◆ Objective
Omit the pictures, please, and give each record below again exactly.
--- Start of Records for this exercise ---
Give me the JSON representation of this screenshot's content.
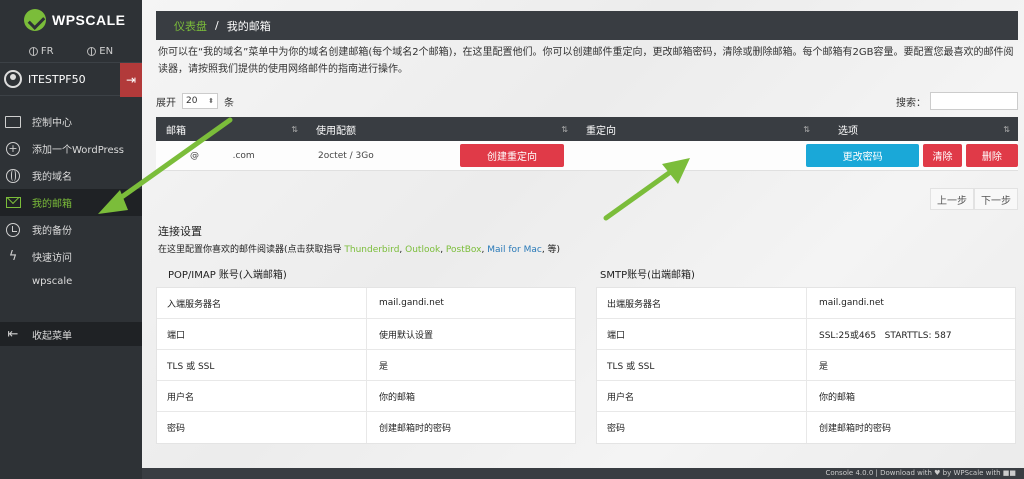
{
  "brand": {
    "name": "WPSCALE"
  },
  "sidebar": {
    "langs": [
      "FR",
      "EN"
    ],
    "user": "ITESTPF50",
    "items": [
      {
        "label": "控制中心",
        "icon": "monitor-icon"
      },
      {
        "label": "添加一个WordPress",
        "icon": "plus-circle-icon"
      },
      {
        "label": "我的域名",
        "icon": "globe-icon"
      },
      {
        "label": "我的邮箱",
        "icon": "envelope-icon",
        "active": true
      },
      {
        "label": "我的备份",
        "icon": "backup-icon"
      },
      {
        "label": "快速访问",
        "icon": "bolt-icon"
      }
    ],
    "sub_item": "wpscale",
    "collapse_label": "收起菜单"
  },
  "breadcrumb": {
    "home": "仪表盘",
    "sep": "/",
    "current": "我的邮箱"
  },
  "intro": "你可以在“我的域名”菜单中为你的域名创建邮箱(每个域名2个邮箱)，在这里配置他们。你可以创建邮件重定向，更改邮箱密码，清除或删除邮箱。每个邮箱有2GB容量。要配置您最喜欢的邮件阅读器，请按照我们提供的使用网络邮件的指南进行操作。",
  "table_controls": {
    "show_label": "展开",
    "page_size": "20",
    "entries_label": "条",
    "search_label": "搜索："
  },
  "mail_table": {
    "columns": [
      "邮箱",
      "使用配额",
      "重定向",
      "选项"
    ],
    "row": {
      "email_at": "@",
      "email_domain": "  .com",
      "quota": "2octet / 3Go",
      "redirect_button": "创建重定向",
      "password_button": "更改密码",
      "purge_button": "清除",
      "delete_button": "删除"
    }
  },
  "pager": {
    "prev": "上一步",
    "next": "下一步"
  },
  "connect": {
    "title": "连接设置",
    "desc_prefix": "在这里配置你喜欢的邮件阅读器(点击获取指导 ",
    "links": [
      "Thunderbird",
      "Outlook",
      "PostBox",
      "Mail for Mac"
    ],
    "desc_suffix": ", 等)"
  },
  "incoming": {
    "title": "POP/IMAP 账号(入端邮箱)",
    "rows": [
      {
        "k": "入端服务器名",
        "v": "mail.gandi.net"
      },
      {
        "k": "端口",
        "v": "使用默认设置"
      },
      {
        "k": "TLS 或 SSL",
        "v": "是"
      },
      {
        "k": "用户名",
        "v": "你的邮箱"
      },
      {
        "k": "密码",
        "v": "创建邮箱时的密码"
      }
    ]
  },
  "outgoing": {
    "title": "SMTP账号(出端邮箱)",
    "rows": [
      {
        "k": "出端服务器名",
        "v": "mail.gandi.net"
      },
      {
        "k": "端口",
        "v": "SSL:25或465   STARTTLS: 587"
      },
      {
        "k": "TLS 或 SSL",
        "v": "是"
      },
      {
        "k": "用户名",
        "v": "你的邮箱"
      },
      {
        "k": "密码",
        "v": "创建邮箱时的密码"
      }
    ]
  },
  "footer": "Console 4.0.0 | Download with ♥ by WPScale with ■■",
  "colors": {
    "accent": "#7bbd3a",
    "danger": "#e03a48",
    "info": "#1aa8d8",
    "dark": "#393d42"
  }
}
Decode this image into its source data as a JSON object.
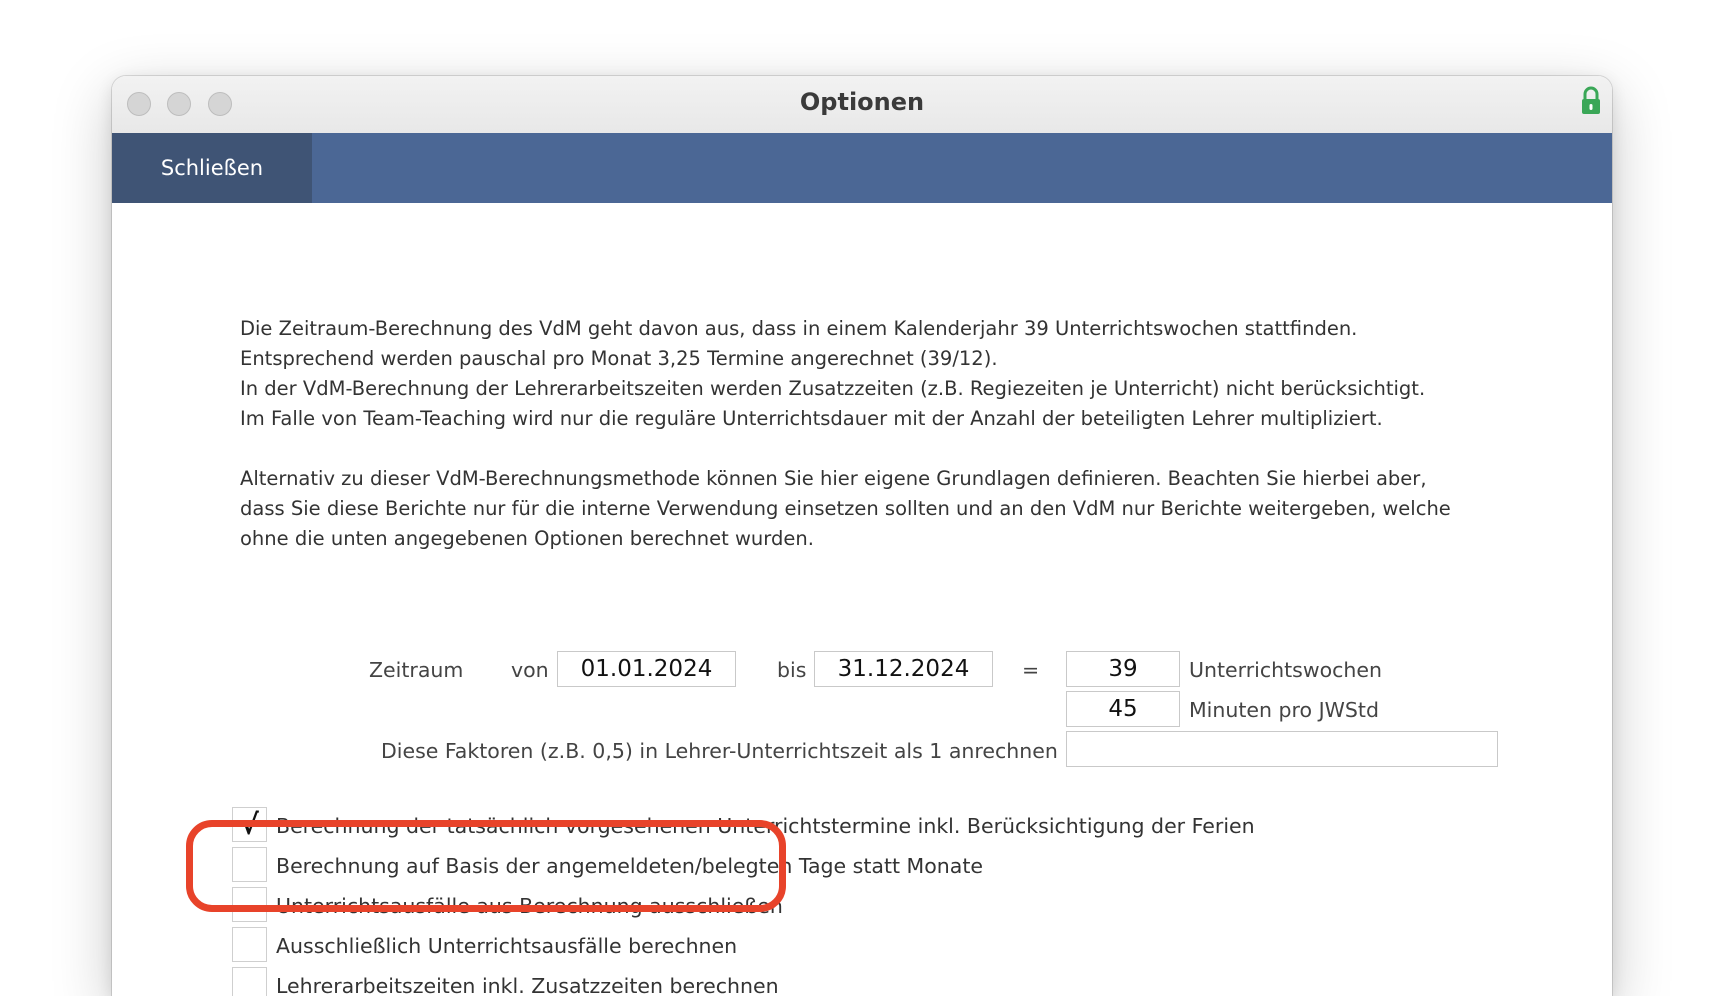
{
  "window": {
    "title": "Optionen",
    "lock_icon": "lock-icon",
    "lock_color": "#3aa757"
  },
  "toolbar": {
    "close_label": "Schließen",
    "bar_color": "#4b6795"
  },
  "info": {
    "paragraph1": [
      "Die Zeitraum-Berechnung des VdM geht davon aus, dass in einem Kalenderjahr 39 Unterrichtswochen stattfinden.",
      "Entsprechend werden pauschal pro Monat 3,25 Termine angerechnet (39/12).",
      "In der VdM-Berechnung der Lehrerarbeitszeiten werden Zusatzzeiten (z.B. Regiezeiten je Unterricht) nicht berücksichtigt.",
      "Im Falle von Team-Teaching wird nur die reguläre Unterrichtsdauer mit der Anzahl der beteiligten Lehrer multipliziert."
    ],
    "paragraph2": [
      "Alternativ zu dieser VdM-Berechnungsmethode können Sie hier eigene Grundlagen definieren. Beachten Sie hierbei aber,",
      "dass Sie diese Berichte nur für die interne Verwendung einsetzen sollten und an den VdM nur Berichte weitergeben, welche",
      "ohne die unten angegebenen Optionen berechnet wurden."
    ]
  },
  "period": {
    "label": "Zeitraum",
    "from_label": "von",
    "from_value": "01.01.2024",
    "to_label": "bis",
    "to_value": "31.12.2024",
    "equals": "=",
    "weeks_value": "39",
    "weeks_label": "Unterrichtswochen",
    "minutes_value": "45",
    "minutes_label": "Minuten pro JWStd",
    "factors_label": "Diese Faktoren (z.B. 0,5) in Lehrer-Unterrichtszeit als 1 anrechnen",
    "factors_value": ""
  },
  "options": [
    {
      "label": "Berechnung der tatsächlich vorgesehenen Unterrichtstermine inkl. Berücksichtigung der Ferien",
      "checked": true
    },
    {
      "label": "Berechnung auf Basis der angemeldeten/belegten Tage statt Monate",
      "checked": false
    },
    {
      "label": "Unterrichtsausfälle aus Berechnung ausschließen",
      "checked": false
    },
    {
      "label": "Ausschließlich Unterrichtsausfälle berechnen",
      "checked": false
    },
    {
      "label": "Lehrerarbeitszeiten inkl. Zusatzzeiten berechnen",
      "checked": false
    }
  ],
  "check_mark": "√",
  "highlight_color": "#e8432a"
}
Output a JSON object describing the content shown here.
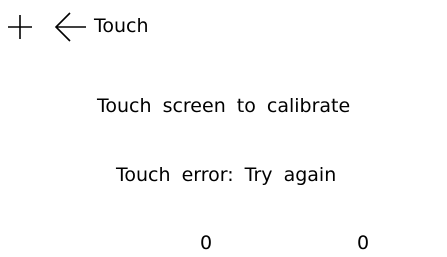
--- End of Records for this exercise ---
◆ Reply to the exercise
Give me the JSON representation of this screenshot's content.
{
  "brand": {
    "name": "WPSCALE"
  },
  "sidebar": {
    "langs": [
      "FR",
      "EN"
    ],
    "user": "ITESTPF50",
    "items": [
      {
        "label": "控制中心",
        "icon": "monitor-icon"
      },
      {
        "label": "添加一个WordPress",
        "icon": "plus-circle-icon"
      },
      {
        "label": "我的域名",
        "icon": "globe-icon"
      },
      {
        "label": "我的邮箱",
        "icon": "envelope-icon",
        "active": true
      },
      {
        "label": "我的备份",
        "icon": "backup-icon"
      },
      {
        "label": "快速访问",
        "icon": "bolt-icon"
      }
    ],
    "sub_item": "wpscale",
    "collapse_label": "收起菜单"
  },
  "breadcrumb": {
    "home": "仪表盘",
    "sep": "/",
    "current": "我的邮箱"
  },
  "intro": "你可以在“我的域名”菜单中为你的域名创建邮箱(每个域名2个邮箱)，在这里配置他们。你可以创建邮件重定向，更改邮箱密码，清除或删除邮箱。每个邮箱有2GB容量。要配置您最喜欢的邮件阅读器，请按照我们提供的使用网络邮件的指南进行操作。",
  "table_controls": {
    "show_label": "展开",
    "page_size": "20",
    "entries_label": "条",
    "search_label": "搜索："
  },
  "mail_table": {
    "columns": [
      "邮箱",
      "使用配额",
      "重定向",
      "选项"
    ],
    "row": {
      "email_at": "@",
      "email_domain": "  .com",
      "quota": "2octet / 3Go",
      "redirect_button": "创建重定向",
      "password_button": "更改密码",
      "purge_button": "清除",
      "delete_button": "删除"
    }
  },
  "pager": {
    "prev": "上一步",
    "next": "下一步"
  },
  "connect": {
    "title": "连接设置",
    "desc_prefix": "在这里配置你喜欢的邮件阅读器(点击获取指导 ",
    "links": [
      "Thunderbird",
      "Outlook",
      "PostBox",
      "Mail for Mac"
    ],
    "desc_suffix": ", 等)"
  },
  "incoming": {
    "title": "POP/IMAP 账号(入端邮箱)",
    "rows": [
      {
        "k": "入端服务器名",
        "v": "mail.gandi.net"
      },
      {
        "k": "端口",
        "v": "使用默认设置"
      },
      {
        "k": "TLS 或 SSL",
        "v": "是"
      },
      {
        "k": "用户名",
        "v": "你的邮箱"
      },
      {
        "k": "密码",
        "v": "创建邮箱时的密码"
      }
    ]
  },
  "outgoing": {
    "title": "SMTP账号(出端邮箱)",
    "rows": [
      {
        "k": "出端服务器名",
        "v": "mail.gandi.net"
      },
      {
        "k": "端口",
        "v": "SSL:25或465   STARTTLS: 587"
      },
      {
        "k": "TLS 或 SSL",
        "v": "是"
      },
      {
        "k": "用户名",
        "v": "你的邮箱"
      },
      {
        "k": "密码",
        "v": "创建邮箱时的密码"
      }
    ]
  },
  "footer": "Console 4.0.0 | Download with ♥ by WPScale with ■■",
  "colors": {
    "accent": "#7bbd3a",
    "danger": "#e03a48",
    "info": "#1aa8d8",
    "dark": "#393d42"
  }
}
Decode this image into its source data as a JSON object.
{
  "window": {
    "title": "Optionen",
    "lock_icon": "lock-icon",
    "lock_color": "#3aa757"
  },
  "toolbar": {
    "close_label": "Schließen",
    "bar_color": "#4b6795"
  },
  "info": {
    "paragraph1": [
      "Die Zeitraum-Berechnung des VdM geht davon aus, dass in einem Kalenderjahr 39 Unterrichtswochen stattfinden.",
      "Entsprechend werden pauschal pro Monat 3,25 Termine angerechnet (39/12).",
      "In der VdM-Berechnung der Lehrerarbeitszeiten werden Zusatzzeiten (z.B. Regiezeiten je Unterricht) nicht berücksichtigt.",
      "Im Falle von Team-Teaching wird nur die reguläre Unterrichtsdauer mit der Anzahl der beteiligten Lehrer multipliziert."
    ],
    "paragraph2": [
      "Alternativ zu dieser VdM-Berechnungsmethode können Sie hier eigene Grundlagen definieren. Beachten Sie hierbei aber,",
      "dass Sie diese Berichte nur für die interne Verwendung einsetzen sollten und an den VdM nur Berichte weitergeben, welche",
      "ohne die unten angegebenen Optionen berechnet wurden."
    ]
  },
  "period": {
    "label": "Zeitraum",
    "from_label": "von",
    "from_value": "01.01.2024",
    "to_label": "bis",
    "to_value": "31.12.2024",
    "equals": "=",
    "weeks_value": "39",
    "weeks_label": "Unterrichtswochen",
    "minutes_value": "45",
    "minutes_label": "Minuten pro JWStd",
    "factors_label": "Diese Faktoren (z.B. 0,5) in Lehrer-Unterrichtszeit als 1 anrechnen",
    "factors_value": ""
  },
  "options": [
    {
      "label": "Berechnung der tatsächlich vorgesehenen Unterrichtstermine inkl. Berücksichtigung der Ferien",
      "checked": true
    },
    {
      "label": "Berechnung auf Basis der angemeldeten/belegten Tage statt Monate",
      "checked": false
    },
    {
      "label": "Unterrichtsausfälle aus Berechnung ausschließen",
      "checked": false
    },
    {
      "label": "Ausschließlich Unterrichtsausfälle berechnen",
      "checked": false
    },
    {
      "label": "Lehrerarbeitszeiten inkl. Zusatzzeiten berechnen",
      "checked": false
    }
  ],
  "check_mark": "√",
  "highlight_color": "#e8432a"
}
Output a JSON object describing the content shown here.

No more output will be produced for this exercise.